> Short problem: Return each line of the data below verbatim; pictures are to be left out.

> Exercise materials:
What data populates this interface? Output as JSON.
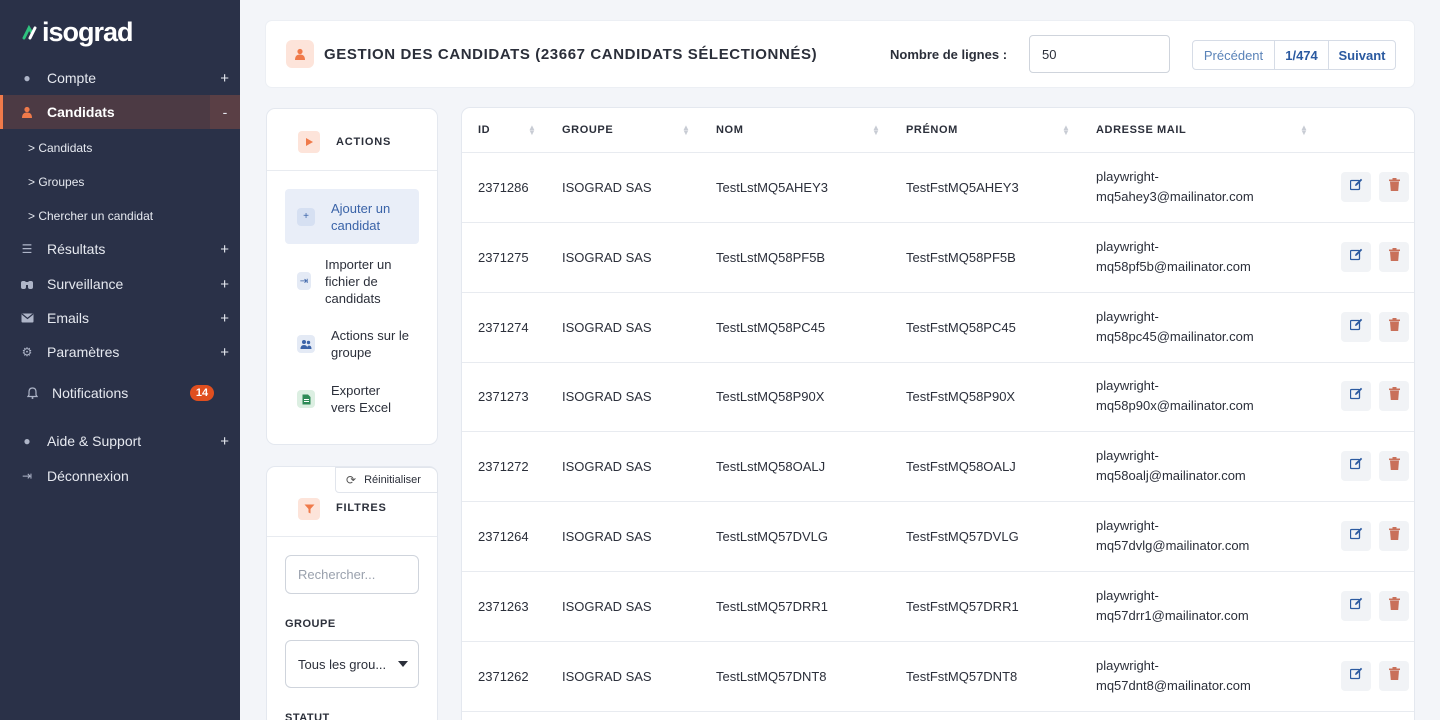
{
  "brand": {
    "name": "isograd"
  },
  "sidebar": {
    "items": [
      {
        "label": "Compte",
        "icon": "info-icon",
        "expand": "+"
      },
      {
        "label": "Candidats",
        "icon": "user-icon",
        "expand": "-"
      },
      {
        "label": "Résultats",
        "icon": "list-icon",
        "expand": "+"
      },
      {
        "label": "Surveillance",
        "icon": "binoculars-icon",
        "expand": "+"
      },
      {
        "label": "Emails",
        "icon": "envelope-icon",
        "expand": "+"
      },
      {
        "label": "Paramètres",
        "icon": "gear-icon",
        "expand": "+"
      },
      {
        "label": "Notifications",
        "icon": "bell-icon",
        "badge": "14"
      },
      {
        "label": "Aide & Support",
        "icon": "help-icon",
        "expand": "+"
      },
      {
        "label": "Déconnexion",
        "icon": "logout-icon"
      }
    ],
    "sub_items": [
      "> Candidats",
      "> Groupes",
      "> Chercher un candidat"
    ]
  },
  "header": {
    "title": "GESTION DES CANDIDATS (23667 CANDIDATS SÉLECTIONNÉS)",
    "rows_label": "Nombre de lignes :",
    "rows_value": "50",
    "pager": {
      "prev": "Précédent",
      "page": "1/474",
      "next": "Suivant"
    }
  },
  "actions": {
    "title": "ACTIONS",
    "items": [
      {
        "label": "Ajouter un candidat",
        "icon": "plus-icon"
      },
      {
        "label": "Importer un fichier de candidats",
        "icon": "import-icon"
      },
      {
        "label": "Actions sur le groupe",
        "icon": "group-icon"
      },
      {
        "label": "Exporter vers Excel",
        "icon": "excel-icon"
      }
    ]
  },
  "filters": {
    "title": "FILTRES",
    "reset": "Réinitialiser",
    "search_placeholder": "Rechercher...",
    "group_label": "GROUPE",
    "group_value": "Tous les grou...",
    "status_label": "STATUT"
  },
  "table": {
    "columns": [
      "ID",
      "GROUPE",
      "NOM",
      "PRÉNOM",
      "ADRESSE MAIL"
    ],
    "rows": [
      {
        "id": "2371286",
        "groupe": "ISOGRAD SAS",
        "nom": "TestLstMQ5AHEY3",
        "prenom": "TestFstMQ5AHEY3",
        "mail1": "playwright-",
        "mail2": "mq5ahey3@mailinator.com"
      },
      {
        "id": "2371275",
        "groupe": "ISOGRAD SAS",
        "nom": "TestLstMQ58PF5B",
        "prenom": "TestFstMQ58PF5B",
        "mail1": "playwright-",
        "mail2": "mq58pf5b@mailinator.com"
      },
      {
        "id": "2371274",
        "groupe": "ISOGRAD SAS",
        "nom": "TestLstMQ58PC45",
        "prenom": "TestFstMQ58PC45",
        "mail1": "playwright-",
        "mail2": "mq58pc45@mailinator.com"
      },
      {
        "id": "2371273",
        "groupe": "ISOGRAD SAS",
        "nom": "TestLstMQ58P90X",
        "prenom": "TestFstMQ58P90X",
        "mail1": "playwright-",
        "mail2": "mq58p90x@mailinator.com"
      },
      {
        "id": "2371272",
        "groupe": "ISOGRAD SAS",
        "nom": "TestLstMQ58OALJ",
        "prenom": "TestFstMQ58OALJ",
        "mail1": "playwright-",
        "mail2": "mq58oalj@mailinator.com"
      },
      {
        "id": "2371264",
        "groupe": "ISOGRAD SAS",
        "nom": "TestLstMQ57DVLG",
        "prenom": "TestFstMQ57DVLG",
        "mail1": "playwright-",
        "mail2": "mq57dvlg@mailinator.com"
      },
      {
        "id": "2371263",
        "groupe": "ISOGRAD SAS",
        "nom": "TestLstMQ57DRR1",
        "prenom": "TestFstMQ57DRR1",
        "mail1": "playwright-",
        "mail2": "mq57drr1@mailinator.com"
      },
      {
        "id": "2371262",
        "groupe": "ISOGRAD SAS",
        "nom": "TestLstMQ57DNT8",
        "prenom": "TestFstMQ57DNT8",
        "mail1": "playwright-",
        "mail2": "mq57dnt8@mailinator.com"
      }
    ]
  },
  "colors": {
    "sidebar_bg": "#2a3148",
    "accent": "#f07a4a",
    "badge": "#e04f1f",
    "link": "#2b5aa0"
  }
}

> Task solution:
What data populates this interface? Output as JSON.
{
  "brand": {
    "name": "isograd"
  },
  "sidebar": {
    "items": [
      {
        "label": "Compte",
        "icon": "info-icon",
        "expand": "+"
      },
      {
        "label": "Candidats",
        "icon": "user-icon",
        "expand": "-"
      },
      {
        "label": "Résultats",
        "icon": "list-icon",
        "expand": "+"
      },
      {
        "label": "Surveillance",
        "icon": "binoculars-icon",
        "expand": "+"
      },
      {
        "label": "Emails",
        "icon": "envelope-icon",
        "expand": "+"
      },
      {
        "label": "Paramètres",
        "icon": "gear-icon",
        "expand": "+"
      },
      {
        "label": "Notifications",
        "icon": "bell-icon",
        "badge": "14"
      },
      {
        "label": "Aide & Support",
        "icon": "help-icon",
        "expand": "+"
      },
      {
        "label": "Déconnexion",
        "icon": "logout-icon"
      }
    ],
    "sub_items": [
      "> Candidats",
      "> Groupes",
      "> Chercher un candidat"
    ]
  },
  "header": {
    "title": "GESTION DES CANDIDATS (23667 CANDIDATS SÉLECTIONNÉS)",
    "rows_label": "Nombre de lignes :",
    "rows_value": "50",
    "pager": {
      "prev": "Précédent",
      "page": "1/474",
      "next": "Suivant"
    }
  },
  "actions": {
    "title": "ACTIONS",
    "items": [
      {
        "label": "Ajouter un candidat",
        "icon": "plus-icon"
      },
      {
        "label": "Importer un fichier de candidats",
        "icon": "import-icon"
      },
      {
        "label": "Actions sur le groupe",
        "icon": "group-icon"
      },
      {
        "label": "Exporter vers Excel",
        "icon": "excel-icon"
      }
    ]
  },
  "filters": {
    "title": "FILTRES",
    "reset": "Réinitialiser",
    "search_placeholder": "Rechercher...",
    "group_label": "GROUPE",
    "group_value": "Tous les grou...",
    "status_label": "STATUT"
  },
  "table": {
    "columns": [
      "ID",
      "GROUPE",
      "NOM",
      "PRÉNOM",
      "ADRESSE MAIL"
    ],
    "rows": [
      {
        "id": "2371286",
        "groupe": "ISOGRAD SAS",
        "nom": "TestLstMQ5AHEY3",
        "prenom": "TestFstMQ5AHEY3",
        "mail1": "playwright-",
        "mail2": "mq5ahey3@mailinator.com"
      },
      {
        "id": "2371275",
        "groupe": "ISOGRAD SAS",
        "nom": "TestLstMQ58PF5B",
        "prenom": "TestFstMQ58PF5B",
        "mail1": "playwright-",
        "mail2": "mq58pf5b@mailinator.com"
      },
      {
        "id": "2371274",
        "groupe": "ISOGRAD SAS",
        "nom": "TestLstMQ58PC45",
        "prenom": "TestFstMQ58PC45",
        "mail1": "playwright-",
        "mail2": "mq58pc45@mailinator.com"
      },
      {
        "id": "2371273",
        "groupe": "ISOGRAD SAS",
        "nom": "TestLstMQ58P90X",
        "prenom": "TestFstMQ58P90X",
        "mail1": "playwright-",
        "mail2": "mq58p90x@mailinator.com"
      },
      {
        "id": "2371272",
        "groupe": "ISOGRAD SAS",
        "nom": "TestLstMQ58OALJ",
        "prenom": "TestFstMQ58OALJ",
        "mail1": "playwright-",
        "mail2": "mq58oalj@mailinator.com"
      },
      {
        "id": "2371264",
        "groupe": "ISOGRAD SAS",
        "nom": "TestLstMQ57DVLG",
        "prenom": "TestFstMQ57DVLG",
        "mail1": "playwright-",
        "mail2": "mq57dvlg@mailinator.com"
      },
      {
        "id": "2371263",
        "groupe": "ISOGRAD SAS",
        "nom": "TestLstMQ57DRR1",
        "prenom": "TestFstMQ57DRR1",
        "mail1": "playwright-",
        "mail2": "mq57drr1@mailinator.com"
      },
      {
        "id": "2371262",
        "groupe": "ISOGRAD SAS",
        "nom": "TestLstMQ57DNT8",
        "prenom": "TestFstMQ57DNT8",
        "mail1": "playwright-",
        "mail2": "mq57dnt8@mailinator.com"
      }
    ]
  },
  "colors": {
    "sidebar_bg": "#2a3148",
    "accent": "#f07a4a",
    "badge": "#e04f1f",
    "link": "#2b5aa0"
  }
}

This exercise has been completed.